In the listing below, identify each line with the word "From" and return those lines.
┌──
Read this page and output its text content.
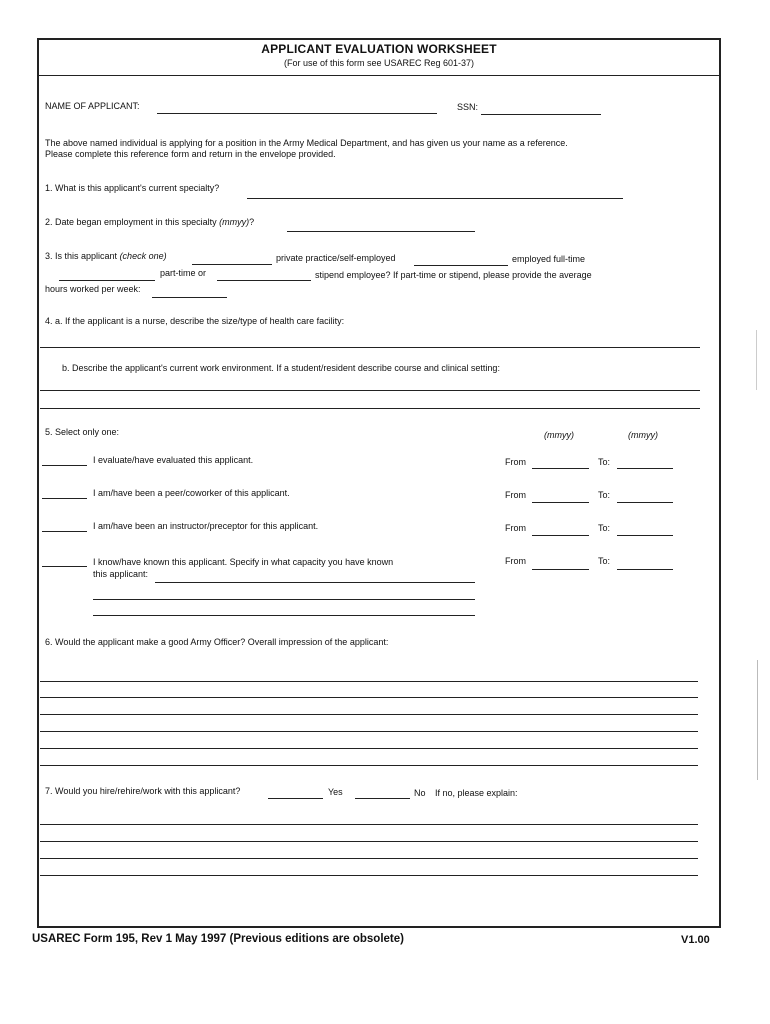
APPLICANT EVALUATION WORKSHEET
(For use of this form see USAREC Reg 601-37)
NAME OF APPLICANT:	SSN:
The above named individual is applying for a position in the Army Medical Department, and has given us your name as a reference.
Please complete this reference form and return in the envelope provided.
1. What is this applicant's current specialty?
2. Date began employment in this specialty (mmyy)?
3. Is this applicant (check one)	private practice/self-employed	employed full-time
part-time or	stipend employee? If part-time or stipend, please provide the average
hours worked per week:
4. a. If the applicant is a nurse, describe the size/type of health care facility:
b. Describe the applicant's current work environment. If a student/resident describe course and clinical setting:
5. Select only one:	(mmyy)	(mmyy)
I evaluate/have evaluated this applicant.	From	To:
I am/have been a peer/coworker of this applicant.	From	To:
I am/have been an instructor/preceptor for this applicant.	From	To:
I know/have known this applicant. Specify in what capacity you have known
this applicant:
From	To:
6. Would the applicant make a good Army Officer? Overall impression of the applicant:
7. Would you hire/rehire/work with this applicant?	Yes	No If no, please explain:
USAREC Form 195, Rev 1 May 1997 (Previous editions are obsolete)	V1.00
└──
┌──
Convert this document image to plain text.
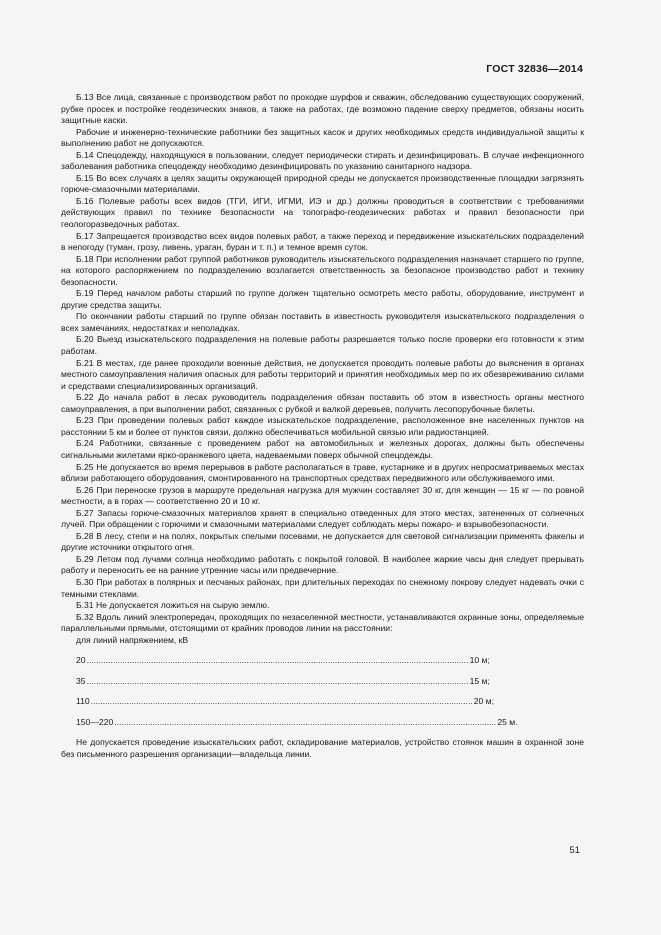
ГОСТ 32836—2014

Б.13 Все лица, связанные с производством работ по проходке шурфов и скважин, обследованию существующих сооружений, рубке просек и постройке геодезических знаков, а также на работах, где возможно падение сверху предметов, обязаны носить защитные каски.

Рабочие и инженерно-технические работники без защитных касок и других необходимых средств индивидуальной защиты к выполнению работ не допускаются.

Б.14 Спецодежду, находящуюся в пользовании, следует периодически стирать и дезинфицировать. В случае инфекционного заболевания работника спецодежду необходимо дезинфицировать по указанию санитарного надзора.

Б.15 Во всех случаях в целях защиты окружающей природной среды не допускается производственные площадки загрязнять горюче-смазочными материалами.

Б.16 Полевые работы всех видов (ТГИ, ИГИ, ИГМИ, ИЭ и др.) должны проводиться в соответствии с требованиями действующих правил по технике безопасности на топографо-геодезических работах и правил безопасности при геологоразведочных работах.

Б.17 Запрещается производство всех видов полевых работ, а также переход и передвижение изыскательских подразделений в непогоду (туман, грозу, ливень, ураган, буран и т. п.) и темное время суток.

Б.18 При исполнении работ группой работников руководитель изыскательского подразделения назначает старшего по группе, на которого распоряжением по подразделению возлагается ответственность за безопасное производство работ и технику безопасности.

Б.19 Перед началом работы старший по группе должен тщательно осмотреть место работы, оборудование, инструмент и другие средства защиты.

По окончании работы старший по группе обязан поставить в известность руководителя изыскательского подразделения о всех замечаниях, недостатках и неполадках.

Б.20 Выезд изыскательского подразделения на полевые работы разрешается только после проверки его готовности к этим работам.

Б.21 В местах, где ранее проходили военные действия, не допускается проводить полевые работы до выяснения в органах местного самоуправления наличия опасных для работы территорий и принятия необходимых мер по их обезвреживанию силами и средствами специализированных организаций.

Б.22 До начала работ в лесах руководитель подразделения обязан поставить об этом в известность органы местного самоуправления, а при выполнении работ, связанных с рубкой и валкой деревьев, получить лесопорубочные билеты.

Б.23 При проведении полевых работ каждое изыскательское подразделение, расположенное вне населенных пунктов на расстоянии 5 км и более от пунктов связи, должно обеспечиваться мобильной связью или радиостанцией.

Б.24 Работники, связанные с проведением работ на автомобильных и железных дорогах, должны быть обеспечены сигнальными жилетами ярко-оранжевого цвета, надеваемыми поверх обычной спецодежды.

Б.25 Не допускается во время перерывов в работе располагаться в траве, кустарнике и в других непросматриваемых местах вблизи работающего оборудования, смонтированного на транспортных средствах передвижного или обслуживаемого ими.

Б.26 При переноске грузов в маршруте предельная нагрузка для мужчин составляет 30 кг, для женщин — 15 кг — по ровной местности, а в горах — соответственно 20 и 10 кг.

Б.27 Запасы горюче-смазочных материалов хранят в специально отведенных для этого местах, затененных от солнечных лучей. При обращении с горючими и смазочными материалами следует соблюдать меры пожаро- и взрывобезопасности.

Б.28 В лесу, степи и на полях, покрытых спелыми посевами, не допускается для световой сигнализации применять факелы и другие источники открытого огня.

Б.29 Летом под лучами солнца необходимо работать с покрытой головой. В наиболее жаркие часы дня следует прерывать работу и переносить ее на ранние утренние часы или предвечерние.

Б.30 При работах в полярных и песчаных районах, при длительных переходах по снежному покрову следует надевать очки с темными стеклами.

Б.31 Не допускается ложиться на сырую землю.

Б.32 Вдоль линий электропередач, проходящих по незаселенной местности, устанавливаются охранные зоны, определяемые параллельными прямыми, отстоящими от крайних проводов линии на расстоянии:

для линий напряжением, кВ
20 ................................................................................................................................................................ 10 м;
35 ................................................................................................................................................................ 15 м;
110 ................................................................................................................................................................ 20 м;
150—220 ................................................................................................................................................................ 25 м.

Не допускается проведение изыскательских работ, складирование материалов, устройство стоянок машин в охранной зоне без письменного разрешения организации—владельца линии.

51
└──
# RESULT OF THIS TASK:
I evaluate/have evaluated this applicant.	From	To:
I am/have been a peer/coworker of this applicant.	From	To:
I am/have been an instructor/preceptor for this applicant.	From	To:
From	To:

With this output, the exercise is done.